Challenge: Tally the lines with the word "median" and report the number alone.

**********

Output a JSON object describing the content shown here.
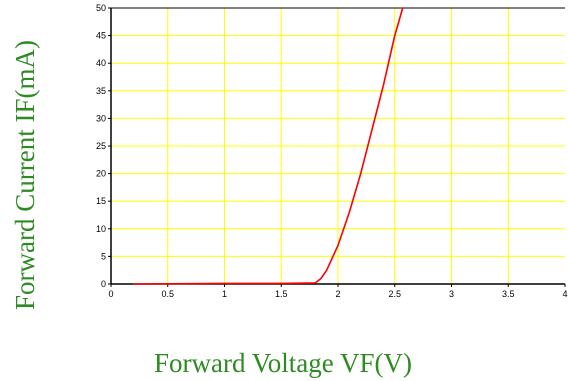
{
  "chart_data": {
    "type": "line",
    "title": "",
    "xlabel": "Forward Voltage  VF(V)",
    "ylabel": "Forward Current  IF(mA)",
    "xlim": [
      0,
      4
    ],
    "ylim": [
      0,
      50
    ],
    "x_ticks": [
      0,
      0.5,
      1,
      1.5,
      2,
      2.5,
      3,
      3.5,
      4
    ],
    "y_ticks": [
      0,
      5,
      10,
      15,
      20,
      25,
      30,
      35,
      40,
      45,
      50
    ],
    "x_tick_labels": [
      "0",
      "0.5",
      "1",
      "1.5",
      "2",
      "2.5",
      "3",
      "3.5",
      "4"
    ],
    "y_tick_labels": [
      "0",
      "5",
      "10",
      "15",
      "20",
      "25",
      "30",
      "35",
      "40",
      "45",
      "50"
    ],
    "grid": true,
    "grid_color": "#ffff00",
    "line_color": "#ff0000",
    "label_color": "#2e8b22",
    "series": [
      {
        "points": [
          [
            0.2,
            0
          ],
          [
            1.0,
            0.1
          ],
          [
            1.5,
            0.1
          ],
          [
            1.8,
            0.2
          ],
          [
            1.85,
            1
          ],
          [
            1.9,
            2.5
          ],
          [
            2.0,
            7
          ],
          [
            2.1,
            13
          ],
          [
            2.2,
            20
          ],
          [
            2.3,
            28
          ],
          [
            2.4,
            36
          ],
          [
            2.5,
            45
          ],
          [
            2.57,
            50
          ]
        ]
      }
    ]
  }
}
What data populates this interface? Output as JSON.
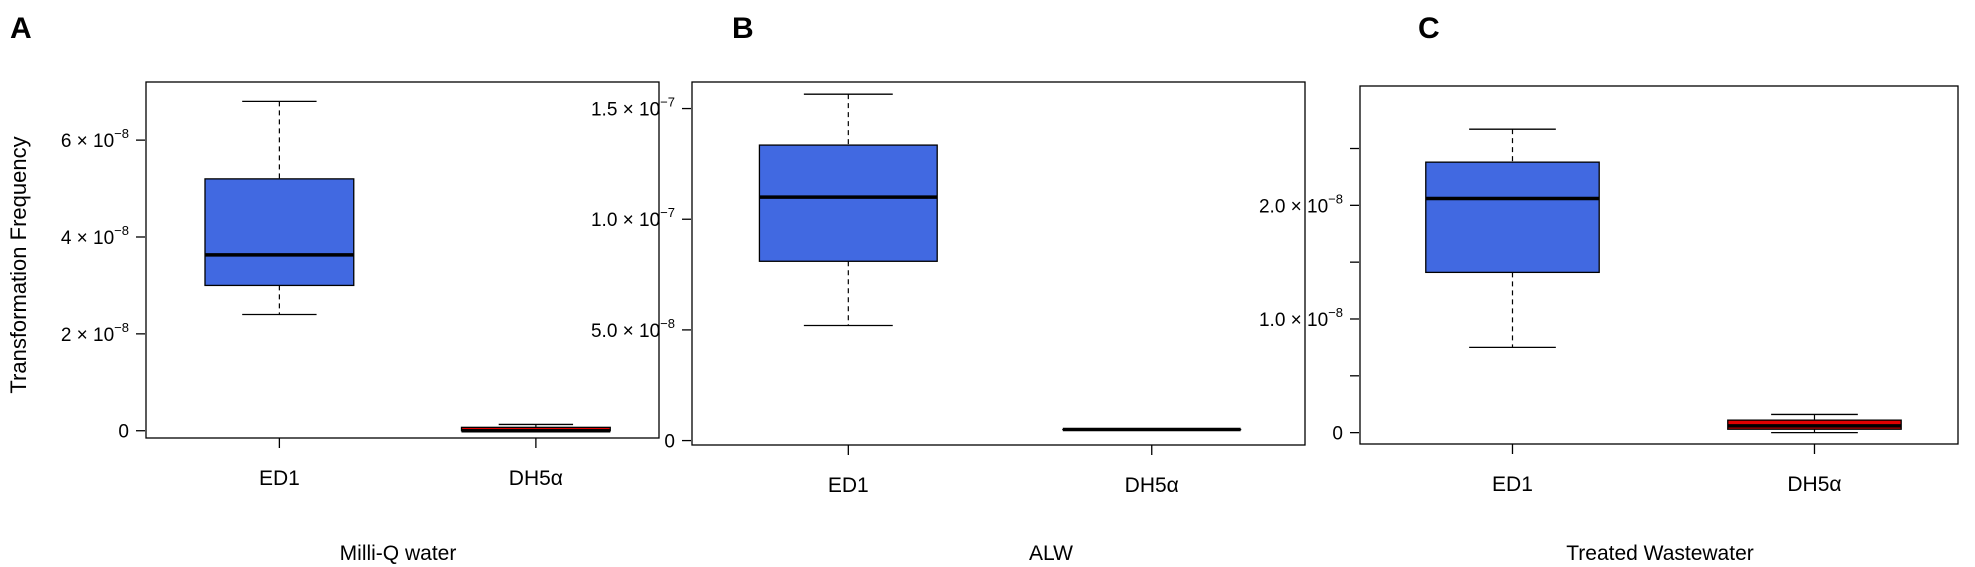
{
  "chart_data": [
    {
      "panel": "A",
      "type": "boxplot",
      "xlabel": "Milli-Q water",
      "ylabel": "Transformation Frequency",
      "categories": [
        "ED1",
        "DH5α"
      ],
      "ylim": [
        -1.5e-09,
        7.2e-08
      ],
      "yticks": [
        {
          "value": 0,
          "label": "0"
        },
        {
          "value": 2e-08,
          "label": "2 × 10",
          "exp": "−8"
        },
        {
          "value": 4e-08,
          "label": "4 × 10",
          "exp": "−8"
        },
        {
          "value": 6e-08,
          "label": "6 × 10",
          "exp": "−8"
        }
      ],
      "series": [
        {
          "category": "ED1",
          "color": "#4169E1",
          "min": 2.4e-08,
          "q1": 3e-08,
          "median": 3.63e-08,
          "q3": 5.2e-08,
          "max": 6.8e-08
        },
        {
          "category": "DH5α",
          "color": "#E00000",
          "min": 0,
          "q1": 0,
          "median": 0,
          "q3": 7e-10,
          "max": 1.3e-09
        }
      ]
    },
    {
      "panel": "B",
      "type": "boxplot",
      "xlabel": "ALW",
      "ylabel": "",
      "categories": [
        "ED1",
        "DH5α"
      ],
      "ylim": [
        -2e-09,
        1.62e-07
      ],
      "yticks": [
        {
          "value": 0,
          "label": "0"
        },
        {
          "value": 5e-08,
          "label": "5.0 × 10",
          "exp": "−8"
        },
        {
          "value": 1e-07,
          "label": "1.0 × 10",
          "exp": "−7"
        },
        {
          "value": 1.5e-07,
          "label": "1.5 × 10",
          "exp": "−7"
        }
      ],
      "series": [
        {
          "category": "ED1",
          "color": "#4169E1",
          "min": 5.2e-08,
          "q1": 8.1e-08,
          "median": 1.1e-07,
          "q3": 1.335e-07,
          "max": 1.565e-07
        },
        {
          "category": "DH5α",
          "color": "#E00000",
          "min": 5e-09,
          "q1": 5e-09,
          "median": 5e-09,
          "q3": 5e-09,
          "max": 5e-09
        }
      ]
    },
    {
      "panel": "C",
      "type": "boxplot",
      "xlabel": "Treated Wastewater",
      "ylabel": "",
      "categories": [
        "ED1",
        "DH5α"
      ],
      "ylim": [
        -1e-09,
        3.05e-08
      ],
      "yticks": [
        {
          "value": 0,
          "label": "0"
        },
        {
          "value": 5e-09,
          "label": ""
        },
        {
          "value": 1e-08,
          "label": "1.0 × 10",
          "exp": "−8"
        },
        {
          "value": 1.5e-08,
          "label": ""
        },
        {
          "value": 2e-08,
          "label": "2.0 × 10",
          "exp": "−8"
        },
        {
          "value": 2.5e-08,
          "label": ""
        }
      ],
      "series": [
        {
          "category": "ED1",
          "color": "#4169E1",
          "min": 7.5e-09,
          "q1": 1.41e-08,
          "median": 2.06e-08,
          "q3": 2.38e-08,
          "max": 2.67e-08
        },
        {
          "category": "DH5α",
          "color": "#E00000",
          "min": 0,
          "q1": 3e-10,
          "median": 6e-10,
          "q3": 1.1e-09,
          "max": 1.6e-09
        }
      ]
    }
  ]
}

**********

Written solution: 6